Stored data:
------------------------------------
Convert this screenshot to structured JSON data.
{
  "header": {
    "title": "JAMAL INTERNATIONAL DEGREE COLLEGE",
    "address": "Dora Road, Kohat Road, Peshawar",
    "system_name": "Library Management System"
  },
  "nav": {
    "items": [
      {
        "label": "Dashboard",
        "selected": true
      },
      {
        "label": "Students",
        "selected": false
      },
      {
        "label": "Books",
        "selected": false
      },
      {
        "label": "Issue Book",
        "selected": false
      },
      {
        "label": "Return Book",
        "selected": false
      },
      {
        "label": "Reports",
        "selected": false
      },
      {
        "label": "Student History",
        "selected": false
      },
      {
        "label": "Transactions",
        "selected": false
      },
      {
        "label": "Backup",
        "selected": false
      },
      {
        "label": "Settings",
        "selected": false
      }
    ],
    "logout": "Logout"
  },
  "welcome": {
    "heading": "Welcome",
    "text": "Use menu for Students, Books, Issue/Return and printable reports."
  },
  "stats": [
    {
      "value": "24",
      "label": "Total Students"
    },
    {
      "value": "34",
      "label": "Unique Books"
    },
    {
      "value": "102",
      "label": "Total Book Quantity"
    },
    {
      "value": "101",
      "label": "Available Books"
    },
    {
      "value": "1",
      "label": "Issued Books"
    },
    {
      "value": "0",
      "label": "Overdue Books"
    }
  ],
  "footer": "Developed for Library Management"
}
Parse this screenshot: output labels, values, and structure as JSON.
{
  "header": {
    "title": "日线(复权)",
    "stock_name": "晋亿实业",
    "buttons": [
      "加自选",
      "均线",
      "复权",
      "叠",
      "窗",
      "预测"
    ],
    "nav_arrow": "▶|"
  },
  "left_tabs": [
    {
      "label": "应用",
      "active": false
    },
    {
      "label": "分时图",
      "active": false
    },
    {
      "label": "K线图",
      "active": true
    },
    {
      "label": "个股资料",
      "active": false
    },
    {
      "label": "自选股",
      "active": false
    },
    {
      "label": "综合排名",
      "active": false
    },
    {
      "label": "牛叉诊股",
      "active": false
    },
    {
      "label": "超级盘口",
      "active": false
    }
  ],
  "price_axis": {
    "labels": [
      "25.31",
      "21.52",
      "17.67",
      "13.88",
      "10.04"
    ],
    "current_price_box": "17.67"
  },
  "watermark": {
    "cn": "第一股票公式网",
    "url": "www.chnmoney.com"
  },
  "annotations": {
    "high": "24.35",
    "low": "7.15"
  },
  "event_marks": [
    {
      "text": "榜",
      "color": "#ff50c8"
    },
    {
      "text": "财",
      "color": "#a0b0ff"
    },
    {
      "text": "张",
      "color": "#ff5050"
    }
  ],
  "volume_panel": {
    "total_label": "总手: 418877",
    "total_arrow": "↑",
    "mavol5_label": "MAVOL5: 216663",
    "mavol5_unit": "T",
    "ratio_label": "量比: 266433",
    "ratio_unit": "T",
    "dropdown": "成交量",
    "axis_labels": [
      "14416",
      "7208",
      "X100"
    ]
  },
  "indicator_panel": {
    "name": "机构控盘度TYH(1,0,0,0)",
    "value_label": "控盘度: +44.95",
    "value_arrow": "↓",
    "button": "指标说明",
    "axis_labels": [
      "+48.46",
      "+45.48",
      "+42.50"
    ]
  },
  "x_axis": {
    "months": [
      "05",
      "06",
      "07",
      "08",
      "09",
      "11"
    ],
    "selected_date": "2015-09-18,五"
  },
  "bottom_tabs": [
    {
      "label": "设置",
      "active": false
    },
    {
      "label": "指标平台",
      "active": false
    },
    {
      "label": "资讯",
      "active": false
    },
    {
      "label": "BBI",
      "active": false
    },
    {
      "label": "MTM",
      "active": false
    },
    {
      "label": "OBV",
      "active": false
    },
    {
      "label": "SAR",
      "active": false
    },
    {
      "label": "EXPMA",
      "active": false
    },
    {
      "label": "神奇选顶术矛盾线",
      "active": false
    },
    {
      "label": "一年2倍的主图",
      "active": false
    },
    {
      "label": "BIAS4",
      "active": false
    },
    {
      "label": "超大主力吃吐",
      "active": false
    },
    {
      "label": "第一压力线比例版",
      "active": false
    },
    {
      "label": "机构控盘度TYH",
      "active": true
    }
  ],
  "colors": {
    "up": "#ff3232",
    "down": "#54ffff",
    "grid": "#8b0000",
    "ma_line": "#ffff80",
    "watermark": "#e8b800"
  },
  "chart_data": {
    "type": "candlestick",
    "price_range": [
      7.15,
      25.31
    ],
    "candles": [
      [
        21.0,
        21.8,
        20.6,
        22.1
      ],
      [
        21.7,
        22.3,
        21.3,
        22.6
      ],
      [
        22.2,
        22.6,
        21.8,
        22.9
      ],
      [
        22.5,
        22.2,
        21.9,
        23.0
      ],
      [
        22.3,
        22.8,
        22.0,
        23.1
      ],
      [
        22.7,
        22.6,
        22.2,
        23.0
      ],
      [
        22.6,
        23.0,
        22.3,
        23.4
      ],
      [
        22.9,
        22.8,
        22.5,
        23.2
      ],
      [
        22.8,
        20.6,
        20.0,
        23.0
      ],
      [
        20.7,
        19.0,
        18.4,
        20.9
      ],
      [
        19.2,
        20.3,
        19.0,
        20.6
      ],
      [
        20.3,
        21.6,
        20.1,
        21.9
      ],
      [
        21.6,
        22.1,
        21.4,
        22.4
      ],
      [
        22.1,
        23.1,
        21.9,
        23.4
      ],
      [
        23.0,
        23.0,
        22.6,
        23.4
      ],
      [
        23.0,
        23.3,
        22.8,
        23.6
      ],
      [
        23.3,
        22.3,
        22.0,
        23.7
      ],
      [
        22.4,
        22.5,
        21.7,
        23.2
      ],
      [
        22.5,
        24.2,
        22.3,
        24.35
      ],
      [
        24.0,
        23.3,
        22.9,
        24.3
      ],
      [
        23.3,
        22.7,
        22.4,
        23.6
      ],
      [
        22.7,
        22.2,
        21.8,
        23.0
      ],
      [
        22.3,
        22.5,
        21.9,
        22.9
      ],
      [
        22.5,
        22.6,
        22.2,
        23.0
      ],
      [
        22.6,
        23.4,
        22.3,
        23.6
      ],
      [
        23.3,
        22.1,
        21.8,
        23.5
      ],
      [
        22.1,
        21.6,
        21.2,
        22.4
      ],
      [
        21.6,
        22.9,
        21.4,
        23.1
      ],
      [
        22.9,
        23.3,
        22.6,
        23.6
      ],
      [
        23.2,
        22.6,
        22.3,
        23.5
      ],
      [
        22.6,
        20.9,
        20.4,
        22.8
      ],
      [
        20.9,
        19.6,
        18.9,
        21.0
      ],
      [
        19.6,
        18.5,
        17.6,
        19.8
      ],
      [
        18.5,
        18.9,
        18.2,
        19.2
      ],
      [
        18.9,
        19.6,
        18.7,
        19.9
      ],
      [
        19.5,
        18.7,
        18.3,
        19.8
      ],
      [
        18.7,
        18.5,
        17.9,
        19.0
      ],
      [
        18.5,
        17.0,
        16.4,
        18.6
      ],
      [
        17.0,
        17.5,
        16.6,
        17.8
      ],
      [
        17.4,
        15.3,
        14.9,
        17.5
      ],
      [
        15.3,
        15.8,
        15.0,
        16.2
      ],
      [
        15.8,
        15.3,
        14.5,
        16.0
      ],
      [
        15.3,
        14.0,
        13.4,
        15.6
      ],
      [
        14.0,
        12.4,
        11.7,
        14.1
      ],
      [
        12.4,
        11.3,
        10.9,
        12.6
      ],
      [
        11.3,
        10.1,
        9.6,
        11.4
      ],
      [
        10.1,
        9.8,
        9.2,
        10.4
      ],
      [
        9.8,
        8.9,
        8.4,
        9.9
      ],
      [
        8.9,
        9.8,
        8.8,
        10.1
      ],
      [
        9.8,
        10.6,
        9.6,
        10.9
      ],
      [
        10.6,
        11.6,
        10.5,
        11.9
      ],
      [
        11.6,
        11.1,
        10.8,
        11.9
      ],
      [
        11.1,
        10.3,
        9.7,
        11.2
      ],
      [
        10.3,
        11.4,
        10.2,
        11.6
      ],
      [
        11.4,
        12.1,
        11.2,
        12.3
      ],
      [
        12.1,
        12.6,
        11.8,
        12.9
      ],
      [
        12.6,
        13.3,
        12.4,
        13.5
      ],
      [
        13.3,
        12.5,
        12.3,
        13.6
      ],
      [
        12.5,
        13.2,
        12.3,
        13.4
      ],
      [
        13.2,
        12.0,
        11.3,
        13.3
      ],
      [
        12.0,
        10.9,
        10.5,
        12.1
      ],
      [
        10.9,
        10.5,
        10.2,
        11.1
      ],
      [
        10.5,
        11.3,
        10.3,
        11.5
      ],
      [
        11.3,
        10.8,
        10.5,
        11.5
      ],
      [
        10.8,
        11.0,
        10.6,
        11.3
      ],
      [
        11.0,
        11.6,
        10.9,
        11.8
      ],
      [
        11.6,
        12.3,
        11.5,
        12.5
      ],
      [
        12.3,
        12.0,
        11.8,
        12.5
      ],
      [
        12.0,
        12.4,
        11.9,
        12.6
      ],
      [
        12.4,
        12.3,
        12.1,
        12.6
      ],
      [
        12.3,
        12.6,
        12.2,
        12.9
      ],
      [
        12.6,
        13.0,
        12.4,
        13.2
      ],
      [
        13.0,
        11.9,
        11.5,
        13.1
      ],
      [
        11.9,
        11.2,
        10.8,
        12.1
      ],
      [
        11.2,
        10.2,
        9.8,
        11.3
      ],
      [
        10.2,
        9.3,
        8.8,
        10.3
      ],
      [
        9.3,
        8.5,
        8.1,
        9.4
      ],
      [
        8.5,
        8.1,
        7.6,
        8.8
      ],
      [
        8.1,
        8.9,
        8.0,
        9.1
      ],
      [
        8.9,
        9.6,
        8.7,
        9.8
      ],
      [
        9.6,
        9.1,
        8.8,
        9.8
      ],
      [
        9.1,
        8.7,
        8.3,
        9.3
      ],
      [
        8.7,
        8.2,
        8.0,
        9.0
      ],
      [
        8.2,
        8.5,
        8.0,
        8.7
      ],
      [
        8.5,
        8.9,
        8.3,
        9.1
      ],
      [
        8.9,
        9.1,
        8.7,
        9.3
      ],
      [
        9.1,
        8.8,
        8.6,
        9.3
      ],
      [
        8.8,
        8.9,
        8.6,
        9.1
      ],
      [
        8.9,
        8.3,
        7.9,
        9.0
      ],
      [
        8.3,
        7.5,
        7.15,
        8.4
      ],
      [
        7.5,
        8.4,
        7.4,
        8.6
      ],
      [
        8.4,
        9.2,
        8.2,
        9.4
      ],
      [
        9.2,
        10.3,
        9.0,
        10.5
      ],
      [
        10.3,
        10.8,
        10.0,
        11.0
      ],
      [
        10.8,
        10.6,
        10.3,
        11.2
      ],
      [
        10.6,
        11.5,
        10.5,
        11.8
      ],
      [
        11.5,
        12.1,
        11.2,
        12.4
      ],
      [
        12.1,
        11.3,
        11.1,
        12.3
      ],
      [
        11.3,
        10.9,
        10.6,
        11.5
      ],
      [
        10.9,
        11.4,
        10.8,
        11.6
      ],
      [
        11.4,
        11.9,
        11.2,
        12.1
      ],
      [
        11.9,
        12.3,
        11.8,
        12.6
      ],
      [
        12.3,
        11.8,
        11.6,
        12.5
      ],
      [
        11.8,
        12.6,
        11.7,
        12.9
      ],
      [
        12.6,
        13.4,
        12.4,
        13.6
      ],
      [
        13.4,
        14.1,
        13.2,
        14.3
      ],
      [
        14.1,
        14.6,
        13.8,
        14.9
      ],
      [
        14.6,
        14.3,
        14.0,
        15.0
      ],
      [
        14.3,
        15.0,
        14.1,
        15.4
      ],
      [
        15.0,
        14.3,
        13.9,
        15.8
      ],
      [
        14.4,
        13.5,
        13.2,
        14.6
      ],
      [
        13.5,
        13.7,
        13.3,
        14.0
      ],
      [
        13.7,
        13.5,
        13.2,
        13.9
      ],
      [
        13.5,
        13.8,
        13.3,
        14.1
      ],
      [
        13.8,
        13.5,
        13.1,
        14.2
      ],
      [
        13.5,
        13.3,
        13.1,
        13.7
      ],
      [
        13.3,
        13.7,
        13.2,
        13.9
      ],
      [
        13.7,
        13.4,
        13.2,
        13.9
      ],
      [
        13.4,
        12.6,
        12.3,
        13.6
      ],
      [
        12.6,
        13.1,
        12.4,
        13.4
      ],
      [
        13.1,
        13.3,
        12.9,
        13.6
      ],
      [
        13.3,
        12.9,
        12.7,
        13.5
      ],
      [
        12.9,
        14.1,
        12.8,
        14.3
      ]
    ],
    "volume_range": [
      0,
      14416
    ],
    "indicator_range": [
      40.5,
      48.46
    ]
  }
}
------------------------------------
Show each line in the entries that holds the string "Books".

        "label": "Books",
    "text": "Use menu for Students, Books, Issue/Return and printable reports."
      "label": "Unique Books"
      "label": "Available Books"
      "label": "Issued Books"
      "label": "Overdue Books"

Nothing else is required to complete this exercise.